Start of Block

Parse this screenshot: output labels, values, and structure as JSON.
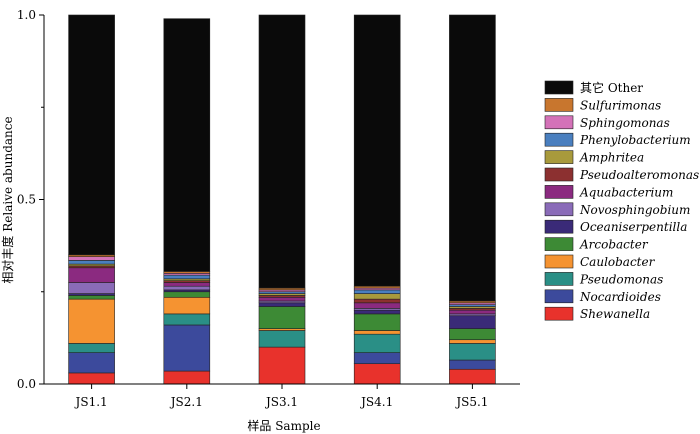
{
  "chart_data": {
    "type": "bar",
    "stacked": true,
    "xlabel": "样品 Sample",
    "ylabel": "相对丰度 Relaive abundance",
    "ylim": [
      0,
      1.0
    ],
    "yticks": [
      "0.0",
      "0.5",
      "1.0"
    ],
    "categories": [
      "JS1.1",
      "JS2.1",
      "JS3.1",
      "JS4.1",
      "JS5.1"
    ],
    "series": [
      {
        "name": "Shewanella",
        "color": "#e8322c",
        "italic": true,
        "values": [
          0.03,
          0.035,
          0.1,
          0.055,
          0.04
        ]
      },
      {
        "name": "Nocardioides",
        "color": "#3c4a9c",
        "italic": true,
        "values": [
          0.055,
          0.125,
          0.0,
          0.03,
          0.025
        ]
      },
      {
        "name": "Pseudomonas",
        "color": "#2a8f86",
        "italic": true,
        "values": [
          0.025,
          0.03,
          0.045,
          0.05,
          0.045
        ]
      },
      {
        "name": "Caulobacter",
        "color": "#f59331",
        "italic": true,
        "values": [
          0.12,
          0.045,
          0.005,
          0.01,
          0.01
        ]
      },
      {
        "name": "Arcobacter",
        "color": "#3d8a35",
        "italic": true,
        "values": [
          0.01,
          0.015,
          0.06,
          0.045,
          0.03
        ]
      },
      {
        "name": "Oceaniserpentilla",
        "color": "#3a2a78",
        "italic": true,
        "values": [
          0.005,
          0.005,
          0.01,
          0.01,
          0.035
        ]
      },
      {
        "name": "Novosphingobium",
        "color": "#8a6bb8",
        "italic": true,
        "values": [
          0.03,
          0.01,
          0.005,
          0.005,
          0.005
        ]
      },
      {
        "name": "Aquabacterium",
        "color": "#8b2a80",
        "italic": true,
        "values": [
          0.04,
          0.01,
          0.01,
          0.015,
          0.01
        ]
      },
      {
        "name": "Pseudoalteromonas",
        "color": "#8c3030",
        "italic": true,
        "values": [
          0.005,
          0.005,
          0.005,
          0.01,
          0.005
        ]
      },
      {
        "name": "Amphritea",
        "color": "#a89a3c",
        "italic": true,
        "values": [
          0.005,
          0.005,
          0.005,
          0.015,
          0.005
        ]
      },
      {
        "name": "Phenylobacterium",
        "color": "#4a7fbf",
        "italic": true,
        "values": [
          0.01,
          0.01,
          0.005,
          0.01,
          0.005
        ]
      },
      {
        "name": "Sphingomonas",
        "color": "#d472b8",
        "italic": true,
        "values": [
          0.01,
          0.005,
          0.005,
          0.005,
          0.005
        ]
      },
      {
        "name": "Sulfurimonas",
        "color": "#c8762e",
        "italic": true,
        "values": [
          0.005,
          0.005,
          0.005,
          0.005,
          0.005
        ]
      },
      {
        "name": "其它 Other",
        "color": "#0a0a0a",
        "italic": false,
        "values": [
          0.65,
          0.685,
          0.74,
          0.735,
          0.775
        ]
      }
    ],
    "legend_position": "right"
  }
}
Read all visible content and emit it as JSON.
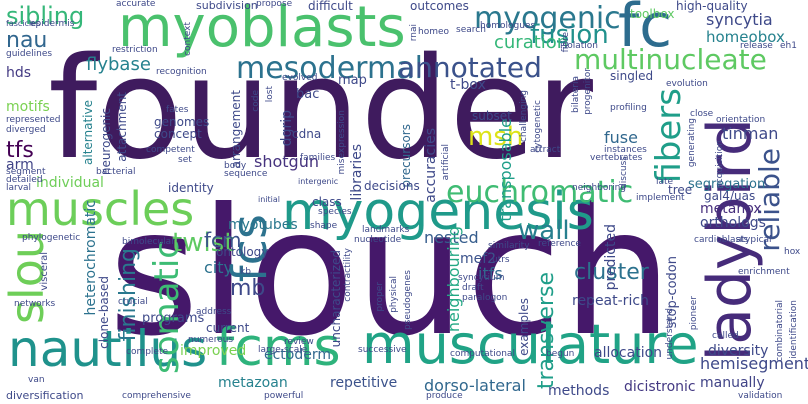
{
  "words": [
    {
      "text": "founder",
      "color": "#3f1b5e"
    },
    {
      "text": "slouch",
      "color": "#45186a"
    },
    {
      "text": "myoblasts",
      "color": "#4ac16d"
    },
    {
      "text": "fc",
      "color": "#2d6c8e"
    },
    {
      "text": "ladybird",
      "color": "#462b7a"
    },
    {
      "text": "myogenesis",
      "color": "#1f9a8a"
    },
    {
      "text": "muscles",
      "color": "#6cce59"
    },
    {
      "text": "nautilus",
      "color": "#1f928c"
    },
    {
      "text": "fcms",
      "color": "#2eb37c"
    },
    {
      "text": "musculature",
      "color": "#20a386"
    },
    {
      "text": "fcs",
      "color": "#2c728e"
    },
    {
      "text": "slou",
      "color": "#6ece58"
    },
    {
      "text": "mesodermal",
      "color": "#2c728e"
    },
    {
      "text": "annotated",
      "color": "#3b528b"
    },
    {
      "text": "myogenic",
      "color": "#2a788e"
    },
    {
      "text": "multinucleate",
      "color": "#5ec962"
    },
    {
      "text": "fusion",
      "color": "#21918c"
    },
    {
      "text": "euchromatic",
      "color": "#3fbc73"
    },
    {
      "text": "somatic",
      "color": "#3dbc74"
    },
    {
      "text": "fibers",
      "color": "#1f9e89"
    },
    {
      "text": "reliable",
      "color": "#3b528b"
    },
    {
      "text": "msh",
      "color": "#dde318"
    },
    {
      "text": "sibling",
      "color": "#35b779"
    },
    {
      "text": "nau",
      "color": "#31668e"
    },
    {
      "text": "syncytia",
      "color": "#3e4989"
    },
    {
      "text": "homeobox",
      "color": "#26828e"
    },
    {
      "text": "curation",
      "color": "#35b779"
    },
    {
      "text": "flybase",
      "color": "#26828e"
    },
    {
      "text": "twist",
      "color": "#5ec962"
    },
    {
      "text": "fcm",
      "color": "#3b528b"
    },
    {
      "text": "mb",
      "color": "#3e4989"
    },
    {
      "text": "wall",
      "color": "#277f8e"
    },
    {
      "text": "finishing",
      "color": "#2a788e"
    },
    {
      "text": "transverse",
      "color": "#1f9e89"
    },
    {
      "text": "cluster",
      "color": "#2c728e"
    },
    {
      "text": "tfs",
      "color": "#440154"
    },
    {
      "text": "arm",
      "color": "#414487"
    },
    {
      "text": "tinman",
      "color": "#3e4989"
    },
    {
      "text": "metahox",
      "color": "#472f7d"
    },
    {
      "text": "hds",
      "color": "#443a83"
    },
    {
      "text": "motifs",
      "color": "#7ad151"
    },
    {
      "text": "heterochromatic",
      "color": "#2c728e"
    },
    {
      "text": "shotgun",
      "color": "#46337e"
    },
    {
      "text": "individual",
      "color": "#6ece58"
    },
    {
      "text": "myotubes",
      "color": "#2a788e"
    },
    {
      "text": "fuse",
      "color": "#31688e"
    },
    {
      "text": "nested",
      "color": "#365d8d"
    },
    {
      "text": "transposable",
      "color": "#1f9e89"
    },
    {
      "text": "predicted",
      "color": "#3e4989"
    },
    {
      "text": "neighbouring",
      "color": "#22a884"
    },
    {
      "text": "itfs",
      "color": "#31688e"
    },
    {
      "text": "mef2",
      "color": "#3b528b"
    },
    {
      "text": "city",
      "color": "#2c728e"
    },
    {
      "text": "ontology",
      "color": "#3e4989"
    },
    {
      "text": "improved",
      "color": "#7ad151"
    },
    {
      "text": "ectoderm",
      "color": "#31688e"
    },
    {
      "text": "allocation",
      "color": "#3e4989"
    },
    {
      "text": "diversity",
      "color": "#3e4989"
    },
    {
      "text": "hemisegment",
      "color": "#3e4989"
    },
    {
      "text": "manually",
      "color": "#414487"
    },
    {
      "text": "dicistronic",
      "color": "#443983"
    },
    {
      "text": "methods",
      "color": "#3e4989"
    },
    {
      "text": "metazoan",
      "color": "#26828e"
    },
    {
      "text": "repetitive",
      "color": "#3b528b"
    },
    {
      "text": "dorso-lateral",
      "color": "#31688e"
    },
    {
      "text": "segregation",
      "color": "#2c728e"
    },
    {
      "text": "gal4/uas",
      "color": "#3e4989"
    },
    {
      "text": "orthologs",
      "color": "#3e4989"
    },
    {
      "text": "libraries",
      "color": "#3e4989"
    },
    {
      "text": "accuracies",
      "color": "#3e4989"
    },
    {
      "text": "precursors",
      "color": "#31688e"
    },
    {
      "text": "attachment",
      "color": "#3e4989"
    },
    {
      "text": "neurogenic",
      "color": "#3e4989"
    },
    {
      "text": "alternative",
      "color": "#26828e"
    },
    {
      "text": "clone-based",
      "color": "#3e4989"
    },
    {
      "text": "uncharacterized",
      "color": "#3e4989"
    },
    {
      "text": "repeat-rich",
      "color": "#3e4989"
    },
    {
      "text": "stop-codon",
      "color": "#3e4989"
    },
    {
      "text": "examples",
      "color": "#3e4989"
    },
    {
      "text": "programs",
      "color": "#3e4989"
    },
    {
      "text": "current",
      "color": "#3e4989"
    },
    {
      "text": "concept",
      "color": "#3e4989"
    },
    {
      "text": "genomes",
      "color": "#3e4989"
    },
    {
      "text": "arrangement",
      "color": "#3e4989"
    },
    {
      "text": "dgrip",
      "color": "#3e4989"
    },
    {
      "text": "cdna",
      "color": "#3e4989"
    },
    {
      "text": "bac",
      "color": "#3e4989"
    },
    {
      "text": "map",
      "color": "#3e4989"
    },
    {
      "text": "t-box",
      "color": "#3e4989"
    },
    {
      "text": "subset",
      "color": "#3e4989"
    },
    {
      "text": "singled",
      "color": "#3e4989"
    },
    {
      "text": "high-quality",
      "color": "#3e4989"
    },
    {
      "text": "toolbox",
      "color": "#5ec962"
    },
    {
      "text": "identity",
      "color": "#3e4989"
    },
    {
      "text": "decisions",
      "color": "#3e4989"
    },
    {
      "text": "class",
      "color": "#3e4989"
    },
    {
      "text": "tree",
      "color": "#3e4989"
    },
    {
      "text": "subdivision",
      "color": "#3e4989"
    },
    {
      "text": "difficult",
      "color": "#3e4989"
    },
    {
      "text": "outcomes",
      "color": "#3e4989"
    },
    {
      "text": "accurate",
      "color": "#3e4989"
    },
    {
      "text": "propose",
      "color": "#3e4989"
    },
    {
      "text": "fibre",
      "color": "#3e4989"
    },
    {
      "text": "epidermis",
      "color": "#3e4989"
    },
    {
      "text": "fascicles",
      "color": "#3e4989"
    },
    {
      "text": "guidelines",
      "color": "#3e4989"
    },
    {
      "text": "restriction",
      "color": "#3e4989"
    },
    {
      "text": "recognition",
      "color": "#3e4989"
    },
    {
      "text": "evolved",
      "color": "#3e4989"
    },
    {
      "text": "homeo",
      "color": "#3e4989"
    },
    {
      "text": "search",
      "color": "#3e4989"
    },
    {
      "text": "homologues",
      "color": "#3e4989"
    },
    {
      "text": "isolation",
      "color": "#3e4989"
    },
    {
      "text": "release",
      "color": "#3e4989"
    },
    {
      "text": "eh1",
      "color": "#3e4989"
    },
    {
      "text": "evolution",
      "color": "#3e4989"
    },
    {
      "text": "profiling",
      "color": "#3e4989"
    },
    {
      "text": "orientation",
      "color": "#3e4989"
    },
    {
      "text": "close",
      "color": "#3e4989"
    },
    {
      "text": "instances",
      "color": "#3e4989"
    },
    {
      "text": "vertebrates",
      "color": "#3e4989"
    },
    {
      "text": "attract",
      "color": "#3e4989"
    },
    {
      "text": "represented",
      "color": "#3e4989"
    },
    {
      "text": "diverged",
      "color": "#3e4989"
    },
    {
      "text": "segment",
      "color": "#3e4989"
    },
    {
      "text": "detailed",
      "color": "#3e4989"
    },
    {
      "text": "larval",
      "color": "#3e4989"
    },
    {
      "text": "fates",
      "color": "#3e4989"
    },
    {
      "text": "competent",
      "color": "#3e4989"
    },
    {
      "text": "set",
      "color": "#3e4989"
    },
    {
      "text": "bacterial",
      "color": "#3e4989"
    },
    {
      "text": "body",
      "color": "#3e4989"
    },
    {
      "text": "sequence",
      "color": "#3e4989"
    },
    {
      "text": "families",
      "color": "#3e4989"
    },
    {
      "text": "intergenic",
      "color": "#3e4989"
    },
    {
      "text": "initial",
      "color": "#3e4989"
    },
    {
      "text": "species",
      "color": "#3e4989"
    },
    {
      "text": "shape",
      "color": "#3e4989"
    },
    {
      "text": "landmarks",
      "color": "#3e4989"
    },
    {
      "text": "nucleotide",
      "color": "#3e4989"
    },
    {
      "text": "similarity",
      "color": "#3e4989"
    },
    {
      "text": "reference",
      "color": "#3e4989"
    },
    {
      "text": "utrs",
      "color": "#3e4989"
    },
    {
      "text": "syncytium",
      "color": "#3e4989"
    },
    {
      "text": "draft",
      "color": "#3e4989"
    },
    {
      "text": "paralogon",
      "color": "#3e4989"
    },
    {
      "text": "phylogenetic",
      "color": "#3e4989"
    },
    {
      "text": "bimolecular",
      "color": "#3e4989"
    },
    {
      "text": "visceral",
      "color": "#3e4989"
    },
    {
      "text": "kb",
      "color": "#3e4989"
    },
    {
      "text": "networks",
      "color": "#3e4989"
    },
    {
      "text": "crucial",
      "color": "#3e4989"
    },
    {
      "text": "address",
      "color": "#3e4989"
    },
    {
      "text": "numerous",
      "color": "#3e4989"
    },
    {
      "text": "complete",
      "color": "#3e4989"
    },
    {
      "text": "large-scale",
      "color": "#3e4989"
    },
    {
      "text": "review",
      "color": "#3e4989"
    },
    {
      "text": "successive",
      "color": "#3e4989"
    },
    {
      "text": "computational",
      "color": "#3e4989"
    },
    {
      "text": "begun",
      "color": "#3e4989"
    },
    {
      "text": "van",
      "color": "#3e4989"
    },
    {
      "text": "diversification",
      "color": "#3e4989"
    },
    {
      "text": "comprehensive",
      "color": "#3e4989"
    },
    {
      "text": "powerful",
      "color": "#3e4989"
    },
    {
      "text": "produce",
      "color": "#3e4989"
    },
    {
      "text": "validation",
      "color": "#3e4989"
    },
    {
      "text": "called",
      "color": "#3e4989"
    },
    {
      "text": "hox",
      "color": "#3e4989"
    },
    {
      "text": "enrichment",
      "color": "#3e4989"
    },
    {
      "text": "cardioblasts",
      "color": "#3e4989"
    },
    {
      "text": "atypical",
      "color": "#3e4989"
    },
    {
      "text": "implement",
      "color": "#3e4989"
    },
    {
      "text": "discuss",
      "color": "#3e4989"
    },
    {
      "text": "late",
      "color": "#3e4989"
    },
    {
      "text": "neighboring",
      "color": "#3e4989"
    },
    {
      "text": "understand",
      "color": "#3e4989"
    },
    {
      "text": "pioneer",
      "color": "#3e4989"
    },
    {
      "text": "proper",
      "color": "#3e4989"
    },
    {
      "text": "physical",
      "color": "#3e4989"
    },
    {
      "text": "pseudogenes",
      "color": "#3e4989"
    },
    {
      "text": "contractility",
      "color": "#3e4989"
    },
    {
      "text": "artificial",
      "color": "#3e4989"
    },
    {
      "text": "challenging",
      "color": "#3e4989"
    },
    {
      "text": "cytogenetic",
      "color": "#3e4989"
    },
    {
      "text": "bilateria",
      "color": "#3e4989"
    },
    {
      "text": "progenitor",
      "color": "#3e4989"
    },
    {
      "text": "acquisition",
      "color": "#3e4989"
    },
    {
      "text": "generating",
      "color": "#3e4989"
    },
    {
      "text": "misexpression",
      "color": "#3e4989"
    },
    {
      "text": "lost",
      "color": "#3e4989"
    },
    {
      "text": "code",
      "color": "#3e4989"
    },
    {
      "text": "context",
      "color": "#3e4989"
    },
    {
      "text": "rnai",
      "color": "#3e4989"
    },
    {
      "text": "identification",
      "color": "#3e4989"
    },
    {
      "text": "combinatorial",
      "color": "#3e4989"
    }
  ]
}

End of Block

What is being asked:
The word "JSON" appears in some lines of the data. Copy every one of those lines.

Your response:
Parse this screenshot: output labels, values, and structure as JSON.
Read all visible content and emit it as JSON.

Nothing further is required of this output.